**Problem details:** Restate the records below word for word, and omit the images they hold.

* begin Extracted information *

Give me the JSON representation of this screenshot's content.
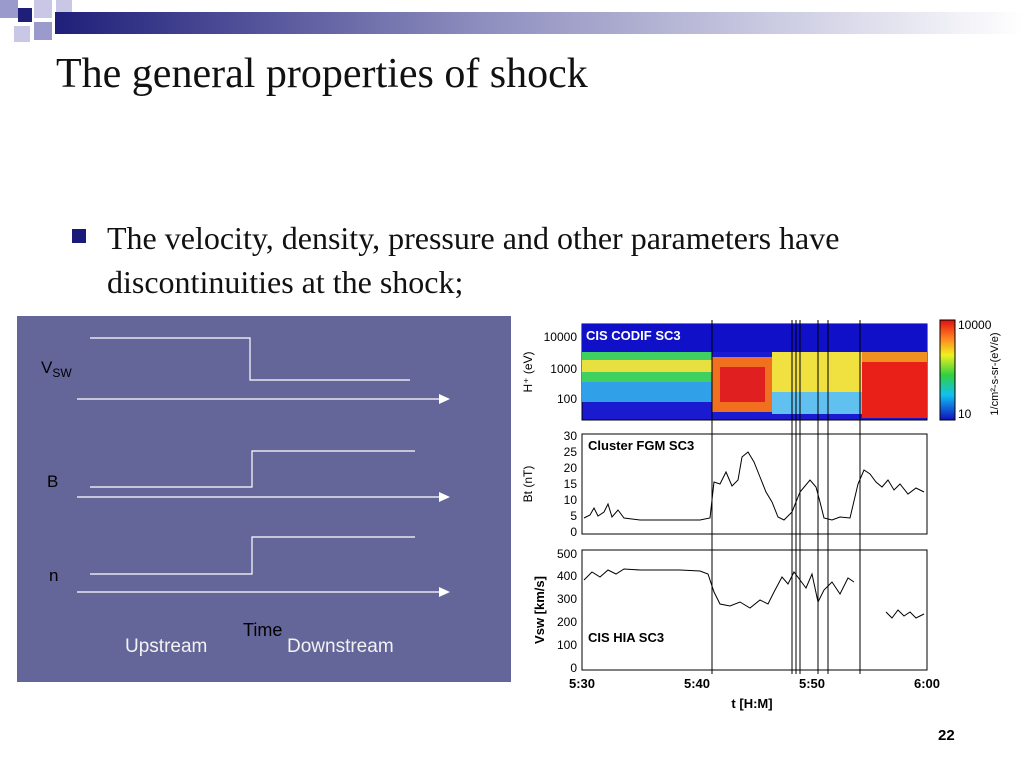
{
  "slide": {
    "title": "The general properties of shock",
    "bullet": "The velocity, density, pressure and other parameters have discontinuities at the shock;",
    "page_number": "22"
  },
  "diagram": {
    "labels": {
      "vsw": "V",
      "vsw_sub": "SW",
      "b": "B",
      "n": "n",
      "time": "Time",
      "upstream": "Upstream",
      "downstream": "Downstream"
    },
    "colors": {
      "background": "#646699",
      "lines": "#ffffff"
    }
  },
  "figure": {
    "panel1": {
      "ylabel": "H⁺ (eV)",
      "title": "CIS CODIF  SC3",
      "yticks": [
        "10000",
        "1000",
        "100"
      ],
      "colorbar_ticks": [
        "10000",
        "10"
      ],
      "colorbar_label": "1/cm²-s-sr-(eV/e)"
    },
    "panel2": {
      "ylabel": "Bt (nT)",
      "title": "Cluster FGM  SC3",
      "yticks": [
        "30",
        "25",
        "20",
        "15",
        "10",
        "5",
        "0"
      ]
    },
    "panel3": {
      "ylabel": "Vsw [km/s]",
      "title": "CIS HIA  SC3",
      "yticks": [
        "500",
        "400",
        "300",
        "200",
        "100",
        "0"
      ]
    },
    "xaxis": {
      "label": "t [H:M]",
      "ticks": [
        "5:30",
        "5:40",
        "5:50",
        "6:00"
      ]
    }
  }
}
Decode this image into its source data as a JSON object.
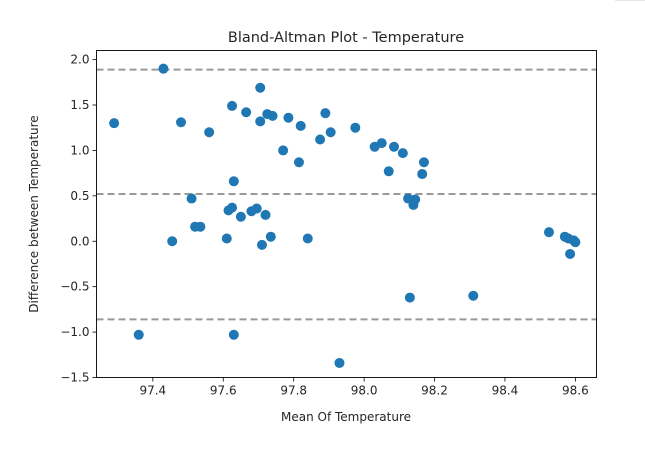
{
  "chart_data": {
    "type": "scatter",
    "title": "Bland-Altman Plot - Temperature",
    "xlabel": "Mean Of Temperature",
    "ylabel": "Difference between Temperature",
    "xlim": [
      97.24,
      98.66
    ],
    "ylim": [
      -1.5,
      2.1
    ],
    "x_ticks": [
      "97.4",
      "97.6",
      "97.8",
      "98.0",
      "98.2",
      "98.4",
      "98.6"
    ],
    "y_ticks": [
      "−1.5",
      "−1.0",
      "−0.5",
      "0.0",
      "0.5",
      "1.0",
      "1.5",
      "2.0"
    ],
    "x_tick_values": [
      97.4,
      97.6,
      97.8,
      98.0,
      98.2,
      98.4,
      98.6
    ],
    "y_tick_values": [
      -1.5,
      -1.0,
      -0.5,
      0.0,
      0.5,
      1.0,
      1.5,
      2.0
    ],
    "reference_lines": [
      1.89,
      0.52,
      -0.86
    ],
    "grid": false,
    "point_color": "#1f77b4",
    "line_color": "#999999",
    "points": [
      {
        "x": 97.29,
        "y": 1.3
      },
      {
        "x": 97.36,
        "y": -1.03
      },
      {
        "x": 97.43,
        "y": 1.9
      },
      {
        "x": 97.455,
        "y": 0.0
      },
      {
        "x": 97.48,
        "y": 1.31
      },
      {
        "x": 97.51,
        "y": 0.47
      },
      {
        "x": 97.52,
        "y": 0.16
      },
      {
        "x": 97.535,
        "y": 0.16
      },
      {
        "x": 97.56,
        "y": 1.2
      },
      {
        "x": 97.61,
        "y": 0.03
      },
      {
        "x": 97.615,
        "y": 0.34
      },
      {
        "x": 97.625,
        "y": 1.49
      },
      {
        "x": 97.625,
        "y": 0.37
      },
      {
        "x": 97.63,
        "y": 0.66
      },
      {
        "x": 97.63,
        "y": -1.03
      },
      {
        "x": 97.65,
        "y": 0.27
      },
      {
        "x": 97.665,
        "y": 1.42
      },
      {
        "x": 97.68,
        "y": 0.33
      },
      {
        "x": 97.695,
        "y": 0.36
      },
      {
        "x": 97.705,
        "y": 1.32
      },
      {
        "x": 97.705,
        "y": 1.69
      },
      {
        "x": 97.71,
        "y": -0.04
      },
      {
        "x": 97.72,
        "y": 0.29
      },
      {
        "x": 97.725,
        "y": 1.4
      },
      {
        "x": 97.735,
        "y": 0.05
      },
      {
        "x": 97.74,
        "y": 1.38
      },
      {
        "x": 97.77,
        "y": 1.0
      },
      {
        "x": 97.785,
        "y": 1.36
      },
      {
        "x": 97.815,
        "y": 0.87
      },
      {
        "x": 97.82,
        "y": 1.27
      },
      {
        "x": 97.84,
        "y": 0.03
      },
      {
        "x": 97.875,
        "y": 1.12
      },
      {
        "x": 97.89,
        "y": 1.41
      },
      {
        "x": 97.905,
        "y": 1.2
      },
      {
        "x": 97.93,
        "y": -1.34
      },
      {
        "x": 97.975,
        "y": 1.25
      },
      {
        "x": 98.03,
        "y": 1.04
      },
      {
        "x": 98.05,
        "y": 1.08
      },
      {
        "x": 98.07,
        "y": 0.77
      },
      {
        "x": 98.085,
        "y": 1.04
      },
      {
        "x": 98.11,
        "y": 0.97
      },
      {
        "x": 98.125,
        "y": 0.47
      },
      {
        "x": 98.13,
        "y": -0.62
      },
      {
        "x": 98.14,
        "y": 0.4
      },
      {
        "x": 98.145,
        "y": 0.46
      },
      {
        "x": 98.165,
        "y": 0.74
      },
      {
        "x": 98.17,
        "y": 0.87
      },
      {
        "x": 98.31,
        "y": -0.6
      },
      {
        "x": 98.525,
        "y": 0.1
      },
      {
        "x": 98.57,
        "y": 0.05
      },
      {
        "x": 98.58,
        "y": 0.03
      },
      {
        "x": 98.585,
        "y": -0.14
      },
      {
        "x": 98.595,
        "y": 0.01
      },
      {
        "x": 98.6,
        "y": -0.01
      }
    ]
  }
}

* end Extracted information *

**Reply to the task:**
Give me the JSON representation of this screenshot's content.
{
  "slide": {
    "title": "The general properties of shock",
    "bullet": "The velocity, density, pressure and other parameters have discontinuities at the shock;",
    "page_number": "22"
  },
  "diagram": {
    "labels": {
      "vsw": "V",
      "vsw_sub": "SW",
      "b": "B",
      "n": "n",
      "time": "Time",
      "upstream": "Upstream",
      "downstream": "Downstream"
    },
    "colors": {
      "background": "#646699",
      "lines": "#ffffff"
    }
  },
  "figure": {
    "panel1": {
      "ylabel": "H⁺ (eV)",
      "title": "CIS CODIF  SC3",
      "yticks": [
        "10000",
        "1000",
        "100"
      ],
      "colorbar_ticks": [
        "10000",
        "10"
      ],
      "colorbar_label": "1/cm²-s-sr-(eV/e)"
    },
    "panel2": {
      "ylabel": "Bt (nT)",
      "title": "Cluster FGM  SC3",
      "yticks": [
        "30",
        "25",
        "20",
        "15",
        "10",
        "5",
        "0"
      ]
    },
    "panel3": {
      "ylabel": "Vsw [km/s]",
      "title": "CIS HIA  SC3",
      "yticks": [
        "500",
        "400",
        "300",
        "200",
        "100",
        "0"
      ]
    },
    "xaxis": {
      "label": "t [H:M]",
      "ticks": [
        "5:30",
        "5:40",
        "5:50",
        "6:00"
      ]
    }
  }
}
Decode this image into its source data as a JSON object.
{
  "chart_data": {
    "type": "scatter",
    "title": "Bland-Altman Plot - Temperature",
    "xlabel": "Mean Of Temperature",
    "ylabel": "Difference between Temperature",
    "xlim": [
      97.24,
      98.66
    ],
    "ylim": [
      -1.5,
      2.1
    ],
    "x_ticks": [
      "97.4",
      "97.6",
      "97.8",
      "98.0",
      "98.2",
      "98.4",
      "98.6"
    ],
    "y_ticks": [
      "−1.5",
      "−1.0",
      "−0.5",
      "0.0",
      "0.5",
      "1.0",
      "1.5",
      "2.0"
    ],
    "x_tick_values": [
      97.4,
      97.6,
      97.8,
      98.0,
      98.2,
      98.4,
      98.6
    ],
    "y_tick_values": [
      -1.5,
      -1.0,
      -0.5,
      0.0,
      0.5,
      1.0,
      1.5,
      2.0
    ],
    "reference_lines": [
      1.89,
      0.52,
      -0.86
    ],
    "grid": false,
    "point_color": "#1f77b4",
    "line_color": "#999999",
    "points": [
      {
        "x": 97.29,
        "y": 1.3
      },
      {
        "x": 97.36,
        "y": -1.03
      },
      {
        "x": 97.43,
        "y": 1.9
      },
      {
        "x": 97.455,
        "y": 0.0
      },
      {
        "x": 97.48,
        "y": 1.31
      },
      {
        "x": 97.51,
        "y": 0.47
      },
      {
        "x": 97.52,
        "y": 0.16
      },
      {
        "x": 97.535,
        "y": 0.16
      },
      {
        "x": 97.56,
        "y": 1.2
      },
      {
        "x": 97.61,
        "y": 0.03
      },
      {
        "x": 97.615,
        "y": 0.34
      },
      {
        "x": 97.625,
        "y": 1.49
      },
      {
        "x": 97.625,
        "y": 0.37
      },
      {
        "x": 97.63,
        "y": 0.66
      },
      {
        "x": 97.63,
        "y": -1.03
      },
      {
        "x": 97.65,
        "y": 0.27
      },
      {
        "x": 97.665,
        "y": 1.42
      },
      {
        "x": 97.68,
        "y": 0.33
      },
      {
        "x": 97.695,
        "y": 0.36
      },
      {
        "x": 97.705,
        "y": 1.32
      },
      {
        "x": 97.705,
        "y": 1.69
      },
      {
        "x": 97.71,
        "y": -0.04
      },
      {
        "x": 97.72,
        "y": 0.29
      },
      {
        "x": 97.725,
        "y": 1.4
      },
      {
        "x": 97.735,
        "y": 0.05
      },
      {
        "x": 97.74,
        "y": 1.38
      },
      {
        "x": 97.77,
        "y": 1.0
      },
      {
        "x": 97.785,
        "y": 1.36
      },
      {
        "x": 97.815,
        "y": 0.87
      },
      {
        "x": 97.82,
        "y": 1.27
      },
      {
        "x": 97.84,
        "y": 0.03
      },
      {
        "x": 97.875,
        "y": 1.12
      },
      {
        "x": 97.89,
        "y": 1.41
      },
      {
        "x": 97.905,
        "y": 1.2
      },
      {
        "x": 97.93,
        "y": -1.34
      },
      {
        "x": 97.975,
        "y": 1.25
      },
      {
        "x": 98.03,
        "y": 1.04
      },
      {
        "x": 98.05,
        "y": 1.08
      },
      {
        "x": 98.07,
        "y": 0.77
      },
      {
        "x": 98.085,
        "y": 1.04
      },
      {
        "x": 98.11,
        "y": 0.97
      },
      {
        "x": 98.125,
        "y": 0.47
      },
      {
        "x": 98.13,
        "y": -0.62
      },
      {
        "x": 98.14,
        "y": 0.4
      },
      {
        "x": 98.145,
        "y": 0.46
      },
      {
        "x": 98.165,
        "y": 0.74
      },
      {
        "x": 98.17,
        "y": 0.87
      },
      {
        "x": 98.31,
        "y": -0.6
      },
      {
        "x": 98.525,
        "y": 0.1
      },
      {
        "x": 98.57,
        "y": 0.05
      },
      {
        "x": 98.58,
        "y": 0.03
      },
      {
        "x": 98.585,
        "y": -0.14
      },
      {
        "x": 98.595,
        "y": 0.01
      },
      {
        "x": 98.6,
        "y": -0.01
      }
    ]
  }
}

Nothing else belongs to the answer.